PROBLEM: Locate all lines in the data below that hold "Fritz" and show them.

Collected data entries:
┄┄┄┄┄┄┄┄┄┄

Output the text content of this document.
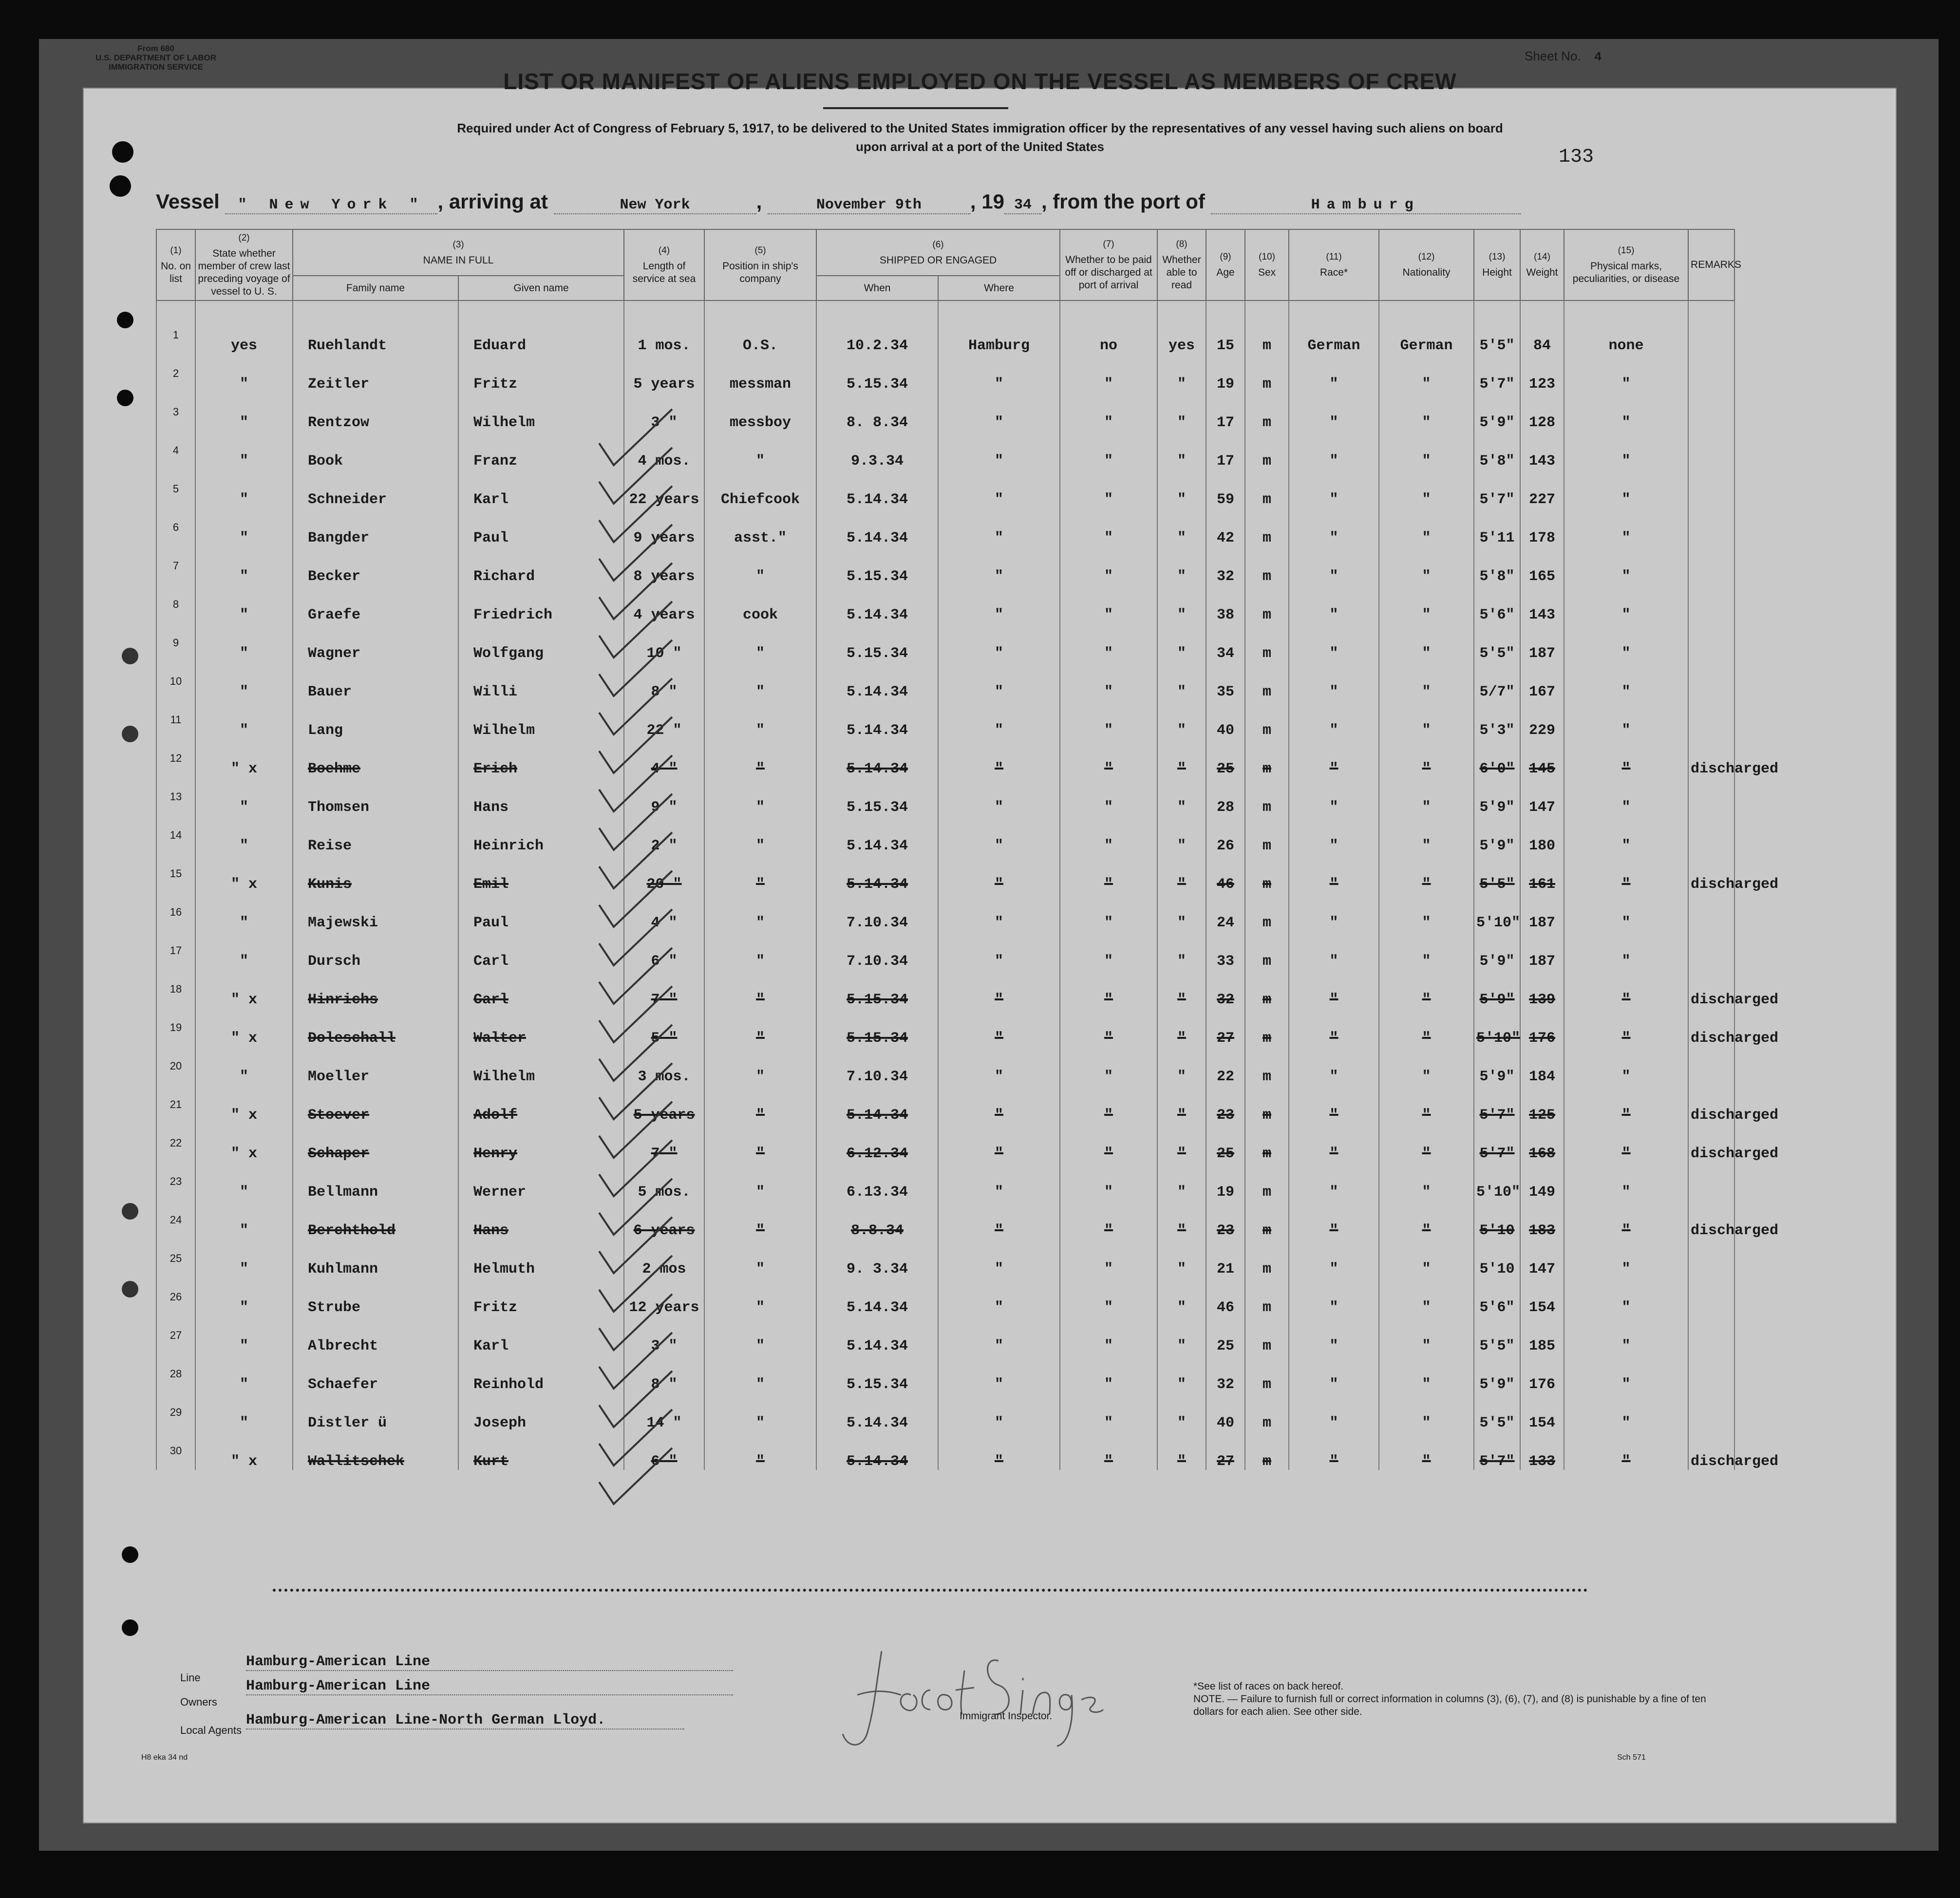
From 680
U.S. DEPARTMENT OF LABOR
IMMIGRATION SERVICE
Sheet No. 4
LIST OR MANIFEST OF ALIENS EMPLOYED ON THE VESSEL AS MEMBERS OF CREW
Required under Act of Congress of February 5, 1917, to be delivered to the United States immigration officer by the representatives of any vessel having such aliens on board
upon arrival at a port of the United States	133
Vessel " New York " , arriving at	New York	,	November 9th , 19 34 , from the port of	Hamburg
(1)
No. on list	(2)
State whether member of crew last preceding voyage of vessel to U. S.	(3)
NAME IN FULL		(4)
Length of service at sea	(5)
Position in ship's company	(6)
SHIPPED OR ENGAGED		(7)
Whether to be paid off or discharged at port of arrival	(8)
Whether able to read	(9)
Age	(10)
Sex	(11)
Race*	(12)
Nationality	(13)
Height	(14)
Weight	(15)
Physical marks, peculiarities, or disease	REMARKS
		Family name	Given name			When	Where										
1	yes	Ruehlandt	Eduard	1 mos.	O.S.	10.2.34	Hamburg	no	yes	15	m	German	German	5'5"	84	none	
2	"	Zeitler	Fritz	5 years	messman	5.15.34	"	"	"	19	m	"	"	5'7"	123	"	
3	"	Rentzow	Wilhelm	3 "	messboy	8. 8.34	"	"	"	17	m	"	"	5'9"	128	"	
4	"	Book	Franz	4 mos.	"	9.3.34	"	"	"	17	m	"	"	5'8"	143	"	
5	"	Schneider	Karl	22 years	Chiefcook	5.14.34	"	"	"	59	m	"	"	5'7"	227	"	
6	"	Bangder	Paul	9 years	asst."	5.14.34	"	"	"	42	m	"	"	5'11	178	"	
7	"	Becker	Richard	8 years	"	5.15.34	"	"	"	32	m	"	"	5'8"	165	"	
8	"	Graefe	Friedrich	4 years	cook	5.14.34	"	"	"	38	m	"	"	5'6"	143	"	
9	"	Wagner	Wolfgang	10 "	"	5.15.34	"	"	"	34	m	"	"	5'5"	187	"	
10	"	Bauer	Willi	8 "	"	5.14.34	"	"	"	35	m	"	"	5/7"	167	"	
11	"	Lang	Wilhelm	22 "	"	5.14.34	"	"	"	40	m	"	"	5'3"	229	"	
12	" x	Boehme	Erich	4 "	"	5.14.34	"	"	"	25	m	"	"	6'0"	145	"	discharged
13	"	Thomsen	Hans	9 "	"	5.15.34	"	"	"	28	m	"	"	5'9"	147	"	
14	"	Reise	Heinrich	2 "	"	5.14.34	"	"	"	26	m	"	"	5'9"	180	"	
15	" x	Kunis	Emil	20 "	"	5.14.34	"	"	"	46	m	"	"	5'5"	161	"	discharged
16	"	Majewski	Paul	4 "	"	7.10.34	"	"	"	24	m	"	"	5'10"	187	"	
17	"	Dursch	Carl	6 "	"	7.10.34	"	"	"	33	m	"	"	5'9"	187	"	
18	" x	Hinrichs	Carl	7 "	"	5.15.34	"	"	"	32	m	"	"	5'9"	139	"	discharged
19	" x	Doleschall	Walter	5 "	"	5.15.34	"	"	"	27	m	"	"	5'10"	176	"	discharged
20	"	Moeller	Wilhelm	3 mos.	"	7.10.34	"	"	"	22	m	"	"	5'9"	184	"	
21	" x	Stoever	Adolf	5 years	"	5.14.34	"	"	"	23	m	"	"	5'7"	125	"	discharged
22	" x	Schaper	Henry	7 "	"	6.12.34	"	"	"	25	m	"	"	5'7"	168	"	discharged
23	"	Bellmann	Werner	5 mos.	"	6.13.34	"	"	"	19	m	"	"	5'10"	149	"	
24	"	Berchthold	Hans	6 years	"	8.8.34	"	"	"	23	m	"	"	5'10	183	"	discharged
25	"	Kuhlmann	Helmuth	2 mos	"	9. 3.34	"	"	"	21	m	"	"	5'10	147	"	
26	"	Strube	Fritz	12 years	"	5.14.34	"	"	"	46	m	"	"	5'6"	154	"	
27	"	Albrecht	Karl	3 "	"	5.14.34	"	"	"	25	m	"	"	5'5"	185	"	
28	"	Schaefer	Reinhold	8 "	"	5.15.34	"	"	"	32	m	"	"	5'9"	176	"	
29	"	Distler ü	Joseph	14 "	"	5.14.34	"	"	"	40	m	"	"	5'5"	154	"	
30	" x	Wallitschek	Kurt	6 "	"	5.14.34	"	"	"	27	m	"	"	5'7"	133	"	discharged
Line
Hamburg-American Line
Owners
Hamburg-American Line
Local Agents
Hamburg-American Line-North German Lloyd.	Immigrant Inspector.
*See list of races on back hereof.
NOTE. — Failure to furnish full or correct information in columns (3), (6), (7), and (8) is punishable by a fine of ten dollars for each alien. See other side.
H8 eka 34 nd	Sch 571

┄┄┄┄┄┄┄┄┄┄

RESULT OF THE TASK:
2	"	Zeitler	Fritz	5 years	messman	5.15.34	"	"	"	19	m	"	"	5'7"	123	"	
26	"	Strube	Fritz	12 years	"	5.14.34	"	"	"	46	m	"	"	5'6"	154	"	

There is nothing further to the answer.